Dataset records:
• • • • •

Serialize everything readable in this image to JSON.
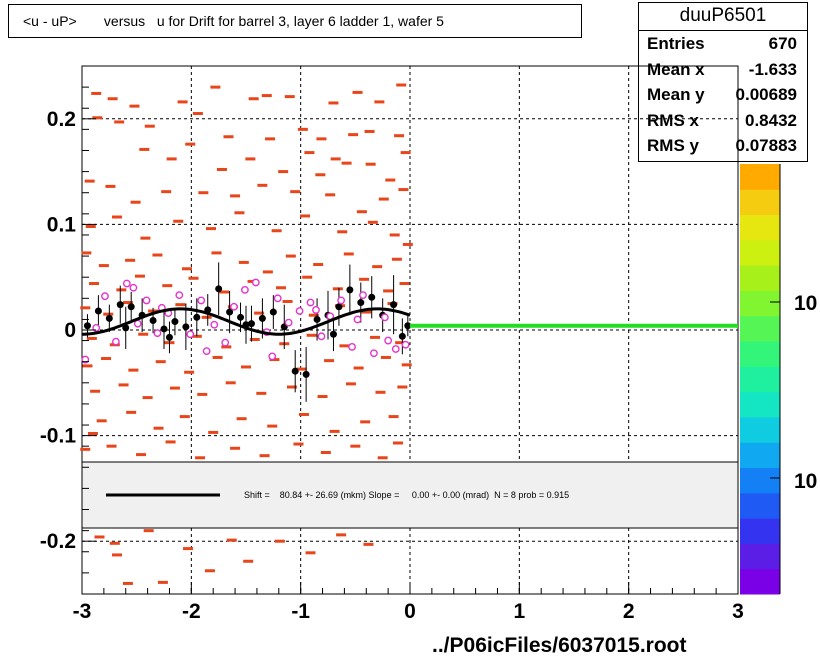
{
  "title": "<u - uP>       versus   u for Drift for barrel 3, layer 6 ladder 1, wafer 5",
  "stats": {
    "name": "duuP6501",
    "rows": [
      {
        "label": "Entries",
        "value": "670"
      },
      {
        "label": "Mean x",
        "value": "-1.633"
      },
      {
        "label": "Mean y",
        "value": "0.00689"
      },
      {
        "label": "RMS x",
        "value": "0.8432"
      },
      {
        "label": "RMS y",
        "value": "0.07883"
      }
    ]
  },
  "fit_legend": "Shift =    80.84 +- 26.69 (mkm) Slope =     0.00 +- 0.00 (mrad)  N = 8 prob = 0.915",
  "footer": "../P06icFiles/6037015.root",
  "colors": {
    "hist": "#e8461a",
    "profile": "#000000",
    "circles": "#e633cc",
    "fit_line": "#22dd22"
  },
  "palette": [
    "#7a00e6",
    "#5a1ee6",
    "#3333f0",
    "#1f5af5",
    "#1480f5",
    "#10a8f0",
    "#10cce0",
    "#14e6c4",
    "#1ef0a0",
    "#33f57a",
    "#55f555",
    "#80f530",
    "#a8f01a",
    "#ccf010",
    "#e6e610",
    "#f5cc10",
    "#ffaa00"
  ],
  "palette_labels": [
    "10",
    "10"
  ],
  "chart_data": {
    "type": "scatter",
    "title": "<u - uP>       versus   u for Drift for barrel 3, layer 6 ladder 1, wafer 5",
    "xlim": [
      -3,
      3
    ],
    "ylim": [
      -0.25,
      0.25
    ],
    "x_ticks": [
      -3,
      -2,
      -1,
      0,
      1,
      2,
      3
    ],
    "y_ticks": [
      -0.2,
      -0.1,
      0,
      0.1,
      0.2
    ],
    "x_tick_labels": [
      "-3",
      "-2",
      "-1",
      "0",
      "1",
      "2",
      "3"
    ],
    "y_tick_labels": [
      "-0.2",
      "-0.1",
      "0",
      "0.1",
      "0.2"
    ],
    "grid": true,
    "histogram_cells": [
      [
        -2.87,
        0.224
      ],
      [
        -2.72,
        0.219
      ],
      [
        -2.52,
        0.212
      ],
      [
        -2.08,
        0.216
      ],
      [
        -1.78,
        0.23
      ],
      [
        -1.43,
        0.219
      ],
      [
        -1.31,
        0.222
      ],
      [
        -1.1,
        0.221
      ],
      [
        -0.7,
        0.215
      ],
      [
        -0.48,
        0.225
      ],
      [
        -0.28,
        0.216
      ],
      [
        -0.08,
        0.232
      ],
      [
        -2.86,
        0.201
      ],
      [
        -2.66,
        0.197
      ],
      [
        -2.38,
        0.193
      ],
      [
        -1.94,
        0.205
      ],
      [
        -1.66,
        0.183
      ],
      [
        -1.28,
        0.181
      ],
      [
        -0.98,
        0.19
      ],
      [
        -0.81,
        0.181
      ],
      [
        -0.52,
        0.185
      ],
      [
        -0.37,
        0.188
      ],
      [
        -0.1,
        0.184
      ],
      [
        -0.58,
        0.158
      ],
      [
        -2.43,
        0.171
      ],
      [
        -2.18,
        0.162
      ],
      [
        -2.01,
        0.176
      ],
      [
        -1.72,
        0.152
      ],
      [
        -1.46,
        0.162
      ],
      [
        -1.16,
        0.15
      ],
      [
        -0.92,
        0.168
      ],
      [
        -0.68,
        0.162
      ],
      [
        -0.36,
        0.157
      ],
      [
        -0.18,
        0.142
      ],
      [
        -0.04,
        0.168
      ],
      [
        -0.82,
        0.147
      ],
      [
        -2.93,
        0.141
      ],
      [
        -2.74,
        0.136
      ],
      [
        -2.51,
        0.121
      ],
      [
        -2.23,
        0.131
      ],
      [
        -1.89,
        0.13
      ],
      [
        -1.6,
        0.127
      ],
      [
        -1.35,
        0.137
      ],
      [
        -1.05,
        0.131
      ],
      [
        -0.73,
        0.128
      ],
      [
        -0.44,
        0.112
      ],
      [
        -0.24,
        0.124
      ],
      [
        -0.06,
        0.133
      ],
      [
        -2.92,
        0.098
      ],
      [
        -2.68,
        0.107
      ],
      [
        -2.42,
        0.087
      ],
      [
        -2.12,
        0.103
      ],
      [
        -1.82,
        0.096
      ],
      [
        -1.56,
        0.111
      ],
      [
        -1.22,
        0.094
      ],
      [
        -0.96,
        0.108
      ],
      [
        -0.62,
        0.093
      ],
      [
        -0.34,
        0.102
      ],
      [
        -0.14,
        0.09
      ],
      [
        -0.02,
        0.081
      ],
      [
        -2.96,
        0.073
      ],
      [
        -2.8,
        0.061
      ],
      [
        -2.56,
        0.066
      ],
      [
        -2.31,
        0.071
      ],
      [
        -2.04,
        0.058
      ],
      [
        -1.77,
        0.073
      ],
      [
        -1.52,
        0.064
      ],
      [
        -1.3,
        0.055
      ],
      [
        -1.09,
        0.07
      ],
      [
        -0.84,
        0.062
      ],
      [
        -0.56,
        0.072
      ],
      [
        -0.3,
        0.06
      ],
      [
        -0.12,
        0.067
      ],
      [
        -2.89,
        0.044
      ],
      [
        -2.64,
        0.038
      ],
      [
        -2.47,
        0.051
      ],
      [
        -2.22,
        0.042
      ],
      [
        -1.98,
        0.049
      ],
      [
        -1.7,
        0.036
      ],
      [
        -1.44,
        0.046
      ],
      [
        -1.18,
        0.04
      ],
      [
        -0.94,
        0.05
      ],
      [
        -0.66,
        0.039
      ],
      [
        -0.42,
        0.048
      ],
      [
        -0.2,
        0.037
      ],
      [
        -0.05,
        0.044
      ],
      [
        -2.97,
        0.021
      ],
      [
        -2.76,
        0.015
      ],
      [
        -2.58,
        0.026
      ],
      [
        -2.35,
        0.018
      ],
      [
        -2.1,
        0.024
      ],
      [
        -1.86,
        0.012
      ],
      [
        -1.62,
        0.022
      ],
      [
        -1.38,
        0.016
      ],
      [
        -1.12,
        0.027
      ],
      [
        -0.88,
        0.014
      ],
      [
        -0.64,
        0.023
      ],
      [
        -0.4,
        0.017
      ],
      [
        -0.16,
        0.025
      ],
      [
        -2.91,
        -0.008
      ],
      [
        -2.7,
        -0.014
      ],
      [
        -2.44,
        -0.004
      ],
      [
        -2.2,
        -0.012
      ],
      [
        -1.95,
        -0.006
      ],
      [
        -1.68,
        -0.016
      ],
      [
        -1.42,
        -0.009
      ],
      [
        -1.15,
        -0.013
      ],
      [
        -0.9,
        -0.005
      ],
      [
        -0.6,
        -0.015
      ],
      [
        -0.32,
        -0.007
      ],
      [
        -0.09,
        -0.012
      ],
      [
        -2.95,
        -0.034
      ],
      [
        -2.78,
        -0.027
      ],
      [
        -2.53,
        -0.038
      ],
      [
        -2.28,
        -0.03
      ],
      [
        -2.02,
        -0.04
      ],
      [
        -1.76,
        -0.026
      ],
      [
        -1.5,
        -0.035
      ],
      [
        -1.24,
        -0.028
      ],
      [
        -0.99,
        -0.037
      ],
      [
        -0.74,
        -0.029
      ],
      [
        -0.47,
        -0.036
      ],
      [
        -0.22,
        -0.026
      ],
      [
        -0.03,
        -0.033
      ],
      [
        -2.88,
        -0.058
      ],
      [
        -2.62,
        -0.052
      ],
      [
        -2.4,
        -0.064
      ],
      [
        -2.15,
        -0.055
      ],
      [
        -1.9,
        -0.061
      ],
      [
        -1.64,
        -0.05
      ],
      [
        -1.36,
        -0.06
      ],
      [
        -1.08,
        -0.054
      ],
      [
        -0.8,
        -0.063
      ],
      [
        -0.54,
        -0.051
      ],
      [
        -0.27,
        -0.059
      ],
      [
        -0.07,
        -0.054
      ],
      [
        -2.82,
        -0.086
      ],
      [
        -2.55,
        -0.078
      ],
      [
        -2.3,
        -0.093
      ],
      [
        -2.06,
        -0.082
      ],
      [
        -1.8,
        -0.097
      ],
      [
        -1.54,
        -0.084
      ],
      [
        -1.26,
        -0.091
      ],
      [
        -0.97,
        -0.08
      ],
      [
        -0.69,
        -0.096
      ],
      [
        -0.41,
        -0.087
      ],
      [
        -0.15,
        -0.082
      ],
      [
        -2.9,
        -0.098
      ],
      [
        -2.73,
        -0.11
      ],
      [
        -2.46,
        -0.118
      ],
      [
        -2.19,
        -0.106
      ],
      [
        -1.92,
        -0.121
      ],
      [
        -1.6,
        -0.112
      ],
      [
        -1.33,
        -0.119
      ],
      [
        -1.02,
        -0.108
      ],
      [
        -0.77,
        -0.116
      ],
      [
        -0.5,
        -0.11
      ],
      [
        -0.25,
        -0.121
      ],
      [
        -2.97,
        -0.113
      ],
      [
        -0.11,
        -0.107
      ],
      [
        -2.84,
        -0.196
      ],
      [
        -2.68,
        -0.213
      ],
      [
        -2.39,
        -0.19
      ],
      [
        -2.26,
        -0.239
      ],
      [
        -2.03,
        -0.207
      ],
      [
        -1.83,
        -0.228
      ],
      [
        -1.63,
        -0.199
      ],
      [
        -1.48,
        -0.219
      ],
      [
        -1.19,
        -0.2
      ],
      [
        -0.91,
        -0.211
      ],
      [
        -0.63,
        -0.194
      ],
      [
        -0.38,
        -0.203
      ],
      [
        -2.58,
        -0.24
      ],
      [
        -2.7,
        -0.202
      ]
    ],
    "series": [
      {
        "values": [
          [
            -2.95,
            0.004,
            0.011
          ],
          [
            -2.85,
            0.018,
            0.015
          ],
          [
            -2.75,
            0.011,
            0.013
          ],
          [
            -2.65,
            0.024,
            0.018
          ],
          [
            -2.55,
            0.022,
            0.014
          ],
          [
            -2.45,
            0.014,
            0.016
          ],
          [
            -2.35,
            0.009,
            0.012
          ],
          [
            -2.25,
            0.001,
            0.019
          ],
          [
            -2.15,
            0.008,
            0.013
          ],
          [
            -2.05,
            0.003,
            0.022
          ],
          [
            -1.95,
            0.012,
            0.018
          ],
          [
            -1.85,
            0.019,
            0.015
          ],
          [
            -1.75,
            0.039,
            0.025
          ],
          [
            -1.65,
            0.017,
            0.02
          ],
          [
            -1.55,
            0.012,
            0.014
          ],
          [
            -1.45,
            0.006,
            0.017
          ],
          [
            -1.35,
            0.011,
            0.019
          ],
          [
            -1.25,
            0.017,
            0.016
          ],
          [
            -1.15,
            0.003,
            0.021
          ],
          [
            -1.05,
            -0.039,
            0.02
          ],
          [
            -0.95,
            -0.042,
            0.026
          ],
          [
            -0.85,
            0.01,
            0.02
          ],
          [
            -0.75,
            0.014,
            0.023
          ],
          [
            -0.65,
            0.022,
            0.018
          ],
          [
            -0.55,
            0.038,
            0.024
          ],
          [
            -0.45,
            0.026,
            0.019
          ],
          [
            -0.35,
            0.031,
            0.02
          ],
          [
            -0.25,
            0.014,
            0.016
          ],
          [
            -0.15,
            0.024,
            0.028
          ],
          [
            -0.07,
            -0.006,
            0.017
          ],
          [
            -0.02,
            0.004,
            0.01
          ],
          [
            -2.6,
            0.002,
            0.02
          ],
          [
            -2.2,
            -0.007,
            0.015
          ],
          [
            -1.5,
            0.005,
            0.018
          ],
          [
            -0.7,
            -0.004,
            0.016
          ]
        ]
      },
      {
        "values": [
          [
            -2.97,
            -0.028
          ],
          [
            -2.87,
            0.002
          ],
          [
            -2.79,
            0.032
          ],
          [
            -2.69,
            -0.011
          ],
          [
            -2.59,
            0.044
          ],
          [
            -2.49,
            0.006
          ],
          [
            -2.41,
            0.028
          ],
          [
            -2.31,
            -0.003
          ],
          [
            -2.21,
            0.016
          ],
          [
            -2.11,
            0.033
          ],
          [
            -2.01,
            -0.004
          ],
          [
            -1.91,
            0.028
          ],
          [
            -1.79,
            0.005
          ],
          [
            -1.69,
            -0.012
          ],
          [
            -1.61,
            0.022
          ],
          [
            -1.51,
            0.038
          ],
          [
            -1.41,
            0.045
          ],
          [
            -1.31,
            -0.002
          ],
          [
            -1.21,
            0.03
          ],
          [
            -1.11,
            0.007
          ],
          [
            -1.01,
            0.018
          ],
          [
            -0.91,
            0.026
          ],
          [
            -0.81,
            -0.006
          ],
          [
            -0.73,
            0.013
          ],
          [
            -0.63,
            0.028
          ],
          [
            -0.53,
            -0.016
          ],
          [
            -0.43,
            0.033
          ],
          [
            -0.33,
            -0.022
          ],
          [
            -0.23,
            0.012
          ],
          [
            -0.13,
            -0.018
          ],
          [
            -0.04,
            -0.014
          ],
          [
            -2.53,
            0.04
          ],
          [
            -2.27,
            0.021
          ],
          [
            -1.86,
            -0.02
          ],
          [
            -1.26,
            -0.025
          ],
          [
            -0.86,
            0.019
          ],
          [
            -0.48,
            0.01
          ],
          [
            -0.2,
            -0.01
          ]
        ]
      }
    ],
    "fit_curve": {
      "from": -3,
      "to": 0,
      "offset": 0.008,
      "amplitude": 0.012,
      "period": 1.8
    },
    "fit_line": {
      "from": 0,
      "to": 3,
      "y": 0.004
    }
  }
}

• • • • •

Return the number of lines that include the word "barrel", and nothing else.

2